> _WHAT YOU SHOULD DO_
Count how many lines of the data below contain the string "Arenales"; the reply should be that number alone.

> _INPUT DATA_
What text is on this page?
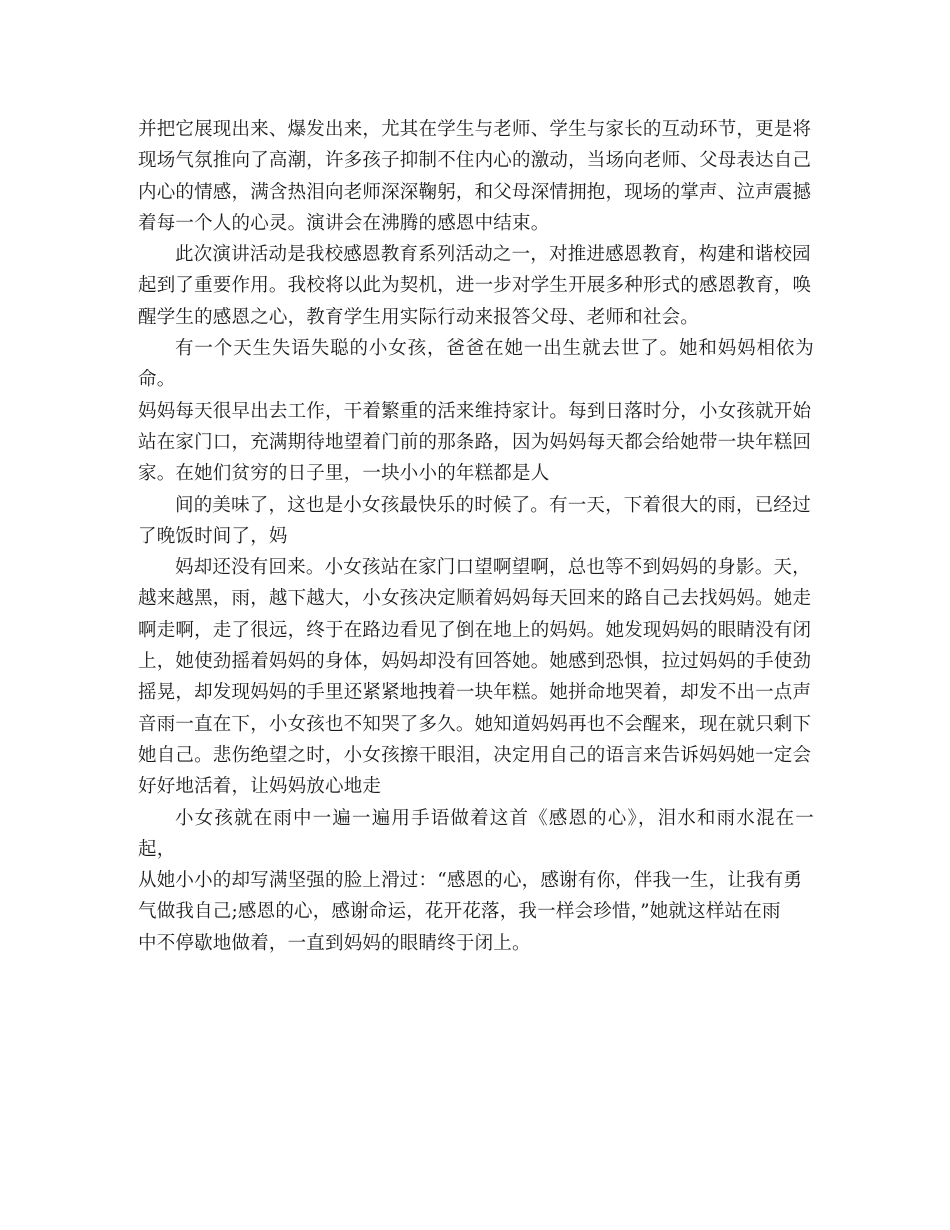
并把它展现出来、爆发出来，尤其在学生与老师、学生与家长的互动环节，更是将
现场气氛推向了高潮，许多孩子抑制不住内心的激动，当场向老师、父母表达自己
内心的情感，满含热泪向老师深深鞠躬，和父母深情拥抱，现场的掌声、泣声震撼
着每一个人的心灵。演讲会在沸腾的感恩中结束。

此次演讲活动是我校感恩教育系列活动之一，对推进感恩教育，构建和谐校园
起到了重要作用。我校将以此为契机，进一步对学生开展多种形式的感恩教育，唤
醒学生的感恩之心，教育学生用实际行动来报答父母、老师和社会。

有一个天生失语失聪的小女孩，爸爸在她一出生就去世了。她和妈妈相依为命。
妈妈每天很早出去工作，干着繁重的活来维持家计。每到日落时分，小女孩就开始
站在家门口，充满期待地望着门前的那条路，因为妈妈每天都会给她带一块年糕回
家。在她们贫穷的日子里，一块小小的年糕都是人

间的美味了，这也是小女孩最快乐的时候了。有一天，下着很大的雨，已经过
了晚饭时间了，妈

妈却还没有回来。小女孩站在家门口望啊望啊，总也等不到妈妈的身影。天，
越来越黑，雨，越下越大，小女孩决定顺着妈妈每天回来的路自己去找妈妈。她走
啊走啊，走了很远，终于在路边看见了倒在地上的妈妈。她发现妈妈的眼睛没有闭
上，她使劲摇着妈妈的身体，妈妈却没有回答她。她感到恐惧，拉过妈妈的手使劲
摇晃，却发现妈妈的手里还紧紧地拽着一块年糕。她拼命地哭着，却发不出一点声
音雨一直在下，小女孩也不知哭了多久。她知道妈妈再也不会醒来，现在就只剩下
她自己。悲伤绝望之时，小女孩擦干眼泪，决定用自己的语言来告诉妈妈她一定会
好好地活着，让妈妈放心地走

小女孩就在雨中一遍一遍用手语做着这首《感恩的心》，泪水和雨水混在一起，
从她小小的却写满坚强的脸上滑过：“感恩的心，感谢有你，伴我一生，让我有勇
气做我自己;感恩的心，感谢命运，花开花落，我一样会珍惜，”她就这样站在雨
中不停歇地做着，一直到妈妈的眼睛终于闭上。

---

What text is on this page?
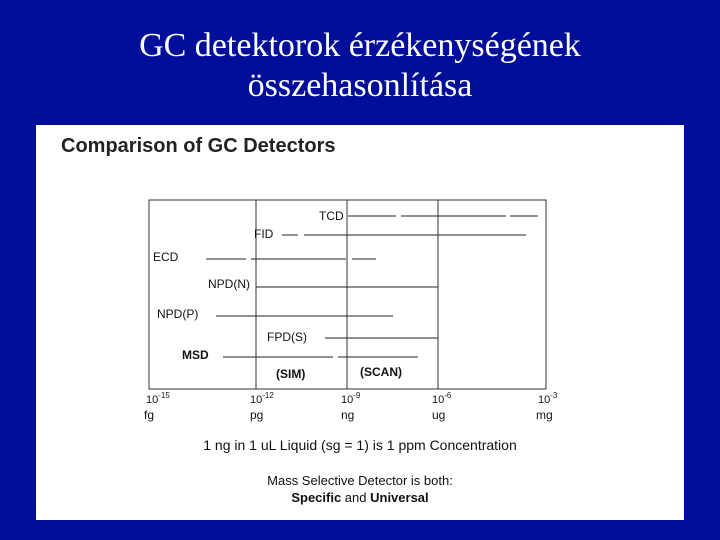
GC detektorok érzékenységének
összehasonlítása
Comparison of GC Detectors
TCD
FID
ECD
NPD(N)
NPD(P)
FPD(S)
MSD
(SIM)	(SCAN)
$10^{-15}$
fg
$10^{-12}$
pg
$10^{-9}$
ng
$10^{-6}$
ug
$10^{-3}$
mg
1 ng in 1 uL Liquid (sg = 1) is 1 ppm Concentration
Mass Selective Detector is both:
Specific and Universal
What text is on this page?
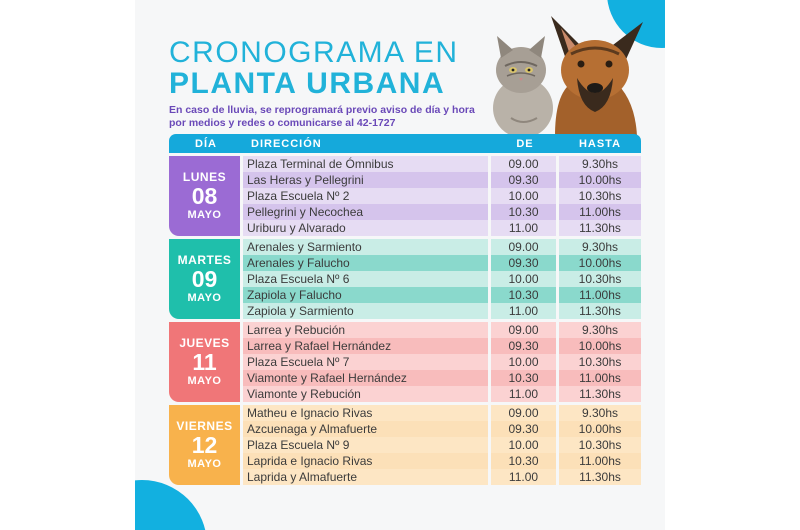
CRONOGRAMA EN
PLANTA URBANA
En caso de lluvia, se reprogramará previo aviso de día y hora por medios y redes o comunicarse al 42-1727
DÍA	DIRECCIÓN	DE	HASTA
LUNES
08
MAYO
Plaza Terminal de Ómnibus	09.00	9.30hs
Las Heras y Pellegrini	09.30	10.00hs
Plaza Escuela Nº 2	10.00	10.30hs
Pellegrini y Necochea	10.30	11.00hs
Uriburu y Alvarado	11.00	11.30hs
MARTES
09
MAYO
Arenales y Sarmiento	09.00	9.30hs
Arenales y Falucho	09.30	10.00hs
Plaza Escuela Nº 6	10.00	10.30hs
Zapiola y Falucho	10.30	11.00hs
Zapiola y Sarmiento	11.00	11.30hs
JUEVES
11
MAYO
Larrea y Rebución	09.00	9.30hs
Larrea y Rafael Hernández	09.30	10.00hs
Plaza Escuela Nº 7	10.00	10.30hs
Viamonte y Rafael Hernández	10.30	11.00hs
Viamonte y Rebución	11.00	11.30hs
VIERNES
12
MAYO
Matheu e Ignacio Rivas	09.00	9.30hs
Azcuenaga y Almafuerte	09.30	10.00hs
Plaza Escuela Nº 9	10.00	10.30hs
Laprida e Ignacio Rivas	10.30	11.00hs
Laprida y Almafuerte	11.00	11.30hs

> _FINISHED EXERCISE_
2